══ GIVEN INFORMATION ══
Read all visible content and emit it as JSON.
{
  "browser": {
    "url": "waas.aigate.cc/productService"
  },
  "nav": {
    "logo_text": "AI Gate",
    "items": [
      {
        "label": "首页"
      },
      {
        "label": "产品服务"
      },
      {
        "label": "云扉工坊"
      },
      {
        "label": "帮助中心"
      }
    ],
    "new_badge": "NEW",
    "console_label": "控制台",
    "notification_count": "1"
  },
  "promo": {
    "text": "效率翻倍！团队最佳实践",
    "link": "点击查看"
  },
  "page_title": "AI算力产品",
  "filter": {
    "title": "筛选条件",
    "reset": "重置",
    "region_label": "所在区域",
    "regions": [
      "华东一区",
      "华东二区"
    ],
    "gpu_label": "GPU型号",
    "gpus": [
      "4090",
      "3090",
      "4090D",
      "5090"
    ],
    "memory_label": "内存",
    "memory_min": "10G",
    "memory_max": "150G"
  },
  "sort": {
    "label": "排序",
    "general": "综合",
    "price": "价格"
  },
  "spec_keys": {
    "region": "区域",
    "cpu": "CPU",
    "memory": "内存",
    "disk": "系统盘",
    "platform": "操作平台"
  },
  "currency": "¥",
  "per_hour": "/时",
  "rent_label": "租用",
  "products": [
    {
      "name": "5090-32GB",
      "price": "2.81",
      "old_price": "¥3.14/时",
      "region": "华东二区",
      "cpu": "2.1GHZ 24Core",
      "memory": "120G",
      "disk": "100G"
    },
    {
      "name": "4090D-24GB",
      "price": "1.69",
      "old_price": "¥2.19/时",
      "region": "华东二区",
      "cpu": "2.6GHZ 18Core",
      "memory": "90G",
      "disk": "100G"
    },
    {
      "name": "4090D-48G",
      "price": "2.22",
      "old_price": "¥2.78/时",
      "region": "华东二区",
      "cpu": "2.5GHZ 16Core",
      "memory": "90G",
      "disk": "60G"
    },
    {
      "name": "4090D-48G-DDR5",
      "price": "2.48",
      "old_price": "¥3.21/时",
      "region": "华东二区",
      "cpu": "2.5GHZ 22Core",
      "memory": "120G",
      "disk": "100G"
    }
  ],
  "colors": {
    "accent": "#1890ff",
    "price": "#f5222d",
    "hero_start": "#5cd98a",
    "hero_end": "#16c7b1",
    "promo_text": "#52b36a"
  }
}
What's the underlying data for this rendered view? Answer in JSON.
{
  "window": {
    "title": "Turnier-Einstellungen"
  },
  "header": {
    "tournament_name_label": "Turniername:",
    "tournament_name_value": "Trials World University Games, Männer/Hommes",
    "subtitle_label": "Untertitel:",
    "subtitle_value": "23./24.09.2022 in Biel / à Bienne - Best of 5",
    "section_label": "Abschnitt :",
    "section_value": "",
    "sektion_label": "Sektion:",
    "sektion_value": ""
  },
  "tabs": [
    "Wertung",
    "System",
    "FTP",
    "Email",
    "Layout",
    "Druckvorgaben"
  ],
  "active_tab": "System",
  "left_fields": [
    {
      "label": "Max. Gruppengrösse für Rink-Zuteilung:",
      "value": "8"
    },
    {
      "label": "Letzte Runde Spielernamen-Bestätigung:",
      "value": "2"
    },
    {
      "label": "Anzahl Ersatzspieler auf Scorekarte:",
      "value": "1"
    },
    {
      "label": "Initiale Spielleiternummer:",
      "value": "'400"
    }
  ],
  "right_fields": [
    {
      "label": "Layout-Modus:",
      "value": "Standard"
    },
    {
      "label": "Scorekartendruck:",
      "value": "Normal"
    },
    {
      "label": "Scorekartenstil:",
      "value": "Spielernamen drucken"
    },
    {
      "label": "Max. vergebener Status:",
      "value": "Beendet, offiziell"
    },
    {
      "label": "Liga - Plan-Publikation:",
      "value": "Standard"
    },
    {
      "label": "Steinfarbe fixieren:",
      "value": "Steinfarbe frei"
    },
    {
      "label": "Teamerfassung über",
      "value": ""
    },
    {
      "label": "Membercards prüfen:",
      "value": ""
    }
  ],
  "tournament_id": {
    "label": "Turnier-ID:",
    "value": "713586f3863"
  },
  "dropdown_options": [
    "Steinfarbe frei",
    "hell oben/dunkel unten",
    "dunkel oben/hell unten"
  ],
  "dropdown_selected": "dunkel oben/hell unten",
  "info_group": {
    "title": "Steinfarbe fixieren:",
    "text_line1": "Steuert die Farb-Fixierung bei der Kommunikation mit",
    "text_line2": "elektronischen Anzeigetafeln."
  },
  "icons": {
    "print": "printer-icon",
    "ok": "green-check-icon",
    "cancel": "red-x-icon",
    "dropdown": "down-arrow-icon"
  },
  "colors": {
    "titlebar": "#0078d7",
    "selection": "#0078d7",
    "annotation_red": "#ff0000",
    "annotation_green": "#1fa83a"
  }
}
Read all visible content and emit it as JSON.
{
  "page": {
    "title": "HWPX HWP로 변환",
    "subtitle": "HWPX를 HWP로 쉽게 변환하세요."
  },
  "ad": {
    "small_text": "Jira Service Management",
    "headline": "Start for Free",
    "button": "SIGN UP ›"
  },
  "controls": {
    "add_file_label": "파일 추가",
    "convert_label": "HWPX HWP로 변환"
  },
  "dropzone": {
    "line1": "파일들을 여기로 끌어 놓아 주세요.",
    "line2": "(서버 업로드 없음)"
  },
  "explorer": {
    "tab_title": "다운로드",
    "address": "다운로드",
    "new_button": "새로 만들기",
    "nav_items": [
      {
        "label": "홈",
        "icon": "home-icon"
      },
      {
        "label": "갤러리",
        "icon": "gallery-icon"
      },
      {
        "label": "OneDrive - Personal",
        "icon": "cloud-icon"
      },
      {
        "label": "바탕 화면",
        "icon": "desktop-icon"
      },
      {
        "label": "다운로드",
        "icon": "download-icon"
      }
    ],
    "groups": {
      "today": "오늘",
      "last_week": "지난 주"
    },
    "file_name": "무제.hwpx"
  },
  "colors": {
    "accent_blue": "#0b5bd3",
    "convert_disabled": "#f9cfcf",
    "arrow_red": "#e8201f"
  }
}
═══
> WRITTEN TASK
Copy every line verbatim.

> THE RESPONSE
Read all visible content and emit it as JSON.
{
  "browser": {
    "url": "waas.aigate.cc/productService"
  },
  "nav": {
    "logo_text": "AI Gate",
    "items": [
      {
        "label": "首页"
      },
      {
        "label": "产品服务"
      },
      {
        "label": "云扉工坊"
      },
      {
        "label": "帮助中心"
      }
    ],
    "new_badge": "NEW",
    "console_label": "控制台",
    "notification_count": "1"
  },
  "promo": {
    "text": "效率翻倍！团队最佳实践",
    "link": "点击查看"
  },
  "page_title": "AI算力产品",
  "filter": {
    "title": "筛选条件",
    "reset": "重置",
    "region_label": "所在区域",
    "regions": [
      "华东一区",
      "华东二区"
    ],
    "gpu_label": "GPU型号",
    "gpus": [
      "4090",
      "3090",
      "4090D",
      "5090"
    ],
    "memory_label": "内存",
    "memory_min": "10G",
    "memory_max": "150G"
  },
  "sort": {
    "label": "排序",
    "general": "综合",
    "price": "价格"
  },
  "spec_keys": {
    "region": "区域",
    "cpu": "CPU",
    "memory": "内存",
    "disk": "系统盘",
    "platform": "操作平台"
  },
  "currency": "¥",
  "per_hour": "/时",
  "rent_label": "租用",
  "products": [
    {
      "name": "5090-32GB",
      "price": "2.81",
      "old_price": "¥3.14/时",
      "region": "华东二区",
      "cpu": "2.1GHZ 24Core",
      "memory": "120G",
      "disk": "100G"
    },
    {
      "name": "4090D-24GB",
      "price": "1.69",
      "old_price": "¥2.19/时",
      "region": "华东二区",
      "cpu": "2.6GHZ 18Core",
      "memory": "90G",
      "disk": "100G"
    },
    {
      "name": "4090D-48G",
      "price": "2.22",
      "old_price": "¥2.78/时",
      "region": "华东二区",
      "cpu": "2.5GHZ 16Core",
      "memory": "90G",
      "disk": "60G"
    },
    {
      "name": "4090D-48G-DDR5",
      "price": "2.48",
      "old_price": "¥3.21/时",
      "region": "华东二区",
      "cpu": "2.5GHZ 22Core",
      "memory": "120G",
      "disk": "100G"
    }
  ],
  "colors": {
    "accent": "#1890ff",
    "price": "#f5222d",
    "hero_start": "#5cd98a",
    "hero_end": "#16c7b1",
    "promo_text": "#52b36a"
  }
}
What's the underlying data for this rendered view? Answer in JSON.
{
  "window": {
    "title": "Turnier-Einstellungen"
  },
  "header": {
    "tournament_name_label": "Turniername:",
    "tournament_name_value": "Trials World University Games, Männer/Hommes",
    "subtitle_label": "Untertitel:",
    "subtitle_value": "23./24.09.2022 in Biel / à Bienne - Best of 5",
    "section_label": "Abschnitt :",
    "section_value": "",
    "sektion_label": "Sektion:",
    "sektion_value": ""
  },
  "tabs": [
    "Wertung",
    "System",
    "FTP",
    "Email",
    "Layout",
    "Druckvorgaben"
  ],
  "active_tab": "System",
  "left_fields": [
    {
      "label": "Max. Gruppengrösse für Rink-Zuteilung:",
      "value": "8"
    },
    {
      "label": "Letzte Runde Spielernamen-Bestätigung:",
      "value": "2"
    },
    {
      "label": "Anzahl Ersatzspieler auf Scorekarte:",
      "value": "1"
    },
    {
      "label": "Initiale Spielleiternummer:",
      "value": "'400"
    }
  ],
  "right_fields": [
    {
      "label": "Layout-Modus:",
      "value": "Standard"
    },
    {
      "label": "Scorekartendruck:",
      "value": "Normal"
    },
    {
      "label": "Scorekartenstil:",
      "value": "Spielernamen drucken"
    },
    {
      "label": "Max. vergebener Status:",
      "value": "Beendet, offiziell"
    },
    {
      "label": "Liga - Plan-Publikation:",
      "value": "Standard"
    },
    {
      "label": "Steinfarbe fixieren:",
      "value": "Steinfarbe frei"
    },
    {
      "label": "Teamerfassung über",
      "value": ""
    },
    {
      "label": "Membercards prüfen:",
      "value": ""
    }
  ],
  "tournament_id": {
    "label": "Turnier-ID:",
    "value": "713586f3863"
  },
  "dropdown_options": [
    "Steinfarbe frei",
    "hell oben/dunkel unten",
    "dunkel oben/hell unten"
  ],
  "dropdown_selected": "dunkel oben/hell unten",
  "info_group": {
    "title": "Steinfarbe fixieren:",
    "text_line1": "Steuert die Farb-Fixierung bei der Kommunikation mit",
    "text_line2": "elektronischen Anzeigetafeln."
  },
  "icons": {
    "print": "printer-icon",
    "ok": "green-check-icon",
    "cancel": "red-x-icon",
    "dropdown": "down-arrow-icon"
  },
  "colors": {
    "titlebar": "#0078d7",
    "selection": "#0078d7",
    "annotation_red": "#ff0000",
    "annotation_green": "#1fa83a"
  }
}
Read all visible content and emit it as JSON.
{
  "page": {
    "title": "HWPX HWP로 변환",
    "subtitle": "HWPX를 HWP로 쉽게 변환하세요."
  },
  "ad": {
    "small_text": "Jira Service Management",
    "headline": "Start for Free",
    "button": "SIGN UP ›"
  },
  "controls": {
    "add_file_label": "파일 추가",
    "convert_label": "HWPX HWP로 변환"
  },
  "dropzone": {
    "line1": "파일들을 여기로 끌어 놓아 주세요.",
    "line2": "(서버 업로드 없음)"
  },
  "explorer": {
    "tab_title": "다운로드",
    "address": "다운로드",
    "new_button": "새로 만들기",
    "nav_items": [
      {
        "label": "홈",
        "icon": "home-icon"
      },
      {
        "label": "갤러리",
        "icon": "gallery-icon"
      },
      {
        "label": "OneDrive - Personal",
        "icon": "cloud-icon"
      },
      {
        "label": "바탕 화면",
        "icon": "desktop-icon"
      },
      {
        "label": "다운로드",
        "icon": "download-icon"
      }
    ],
    "groups": {
      "today": "오늘",
      "last_week": "지난 주"
    },
    "file_name": "무제.hwpx"
  },
  "colors": {
    "accent_blue": "#0b5bd3",
    "convert_disabled": "#f9cfcf",
    "arrow_red": "#e8201f"
  }
}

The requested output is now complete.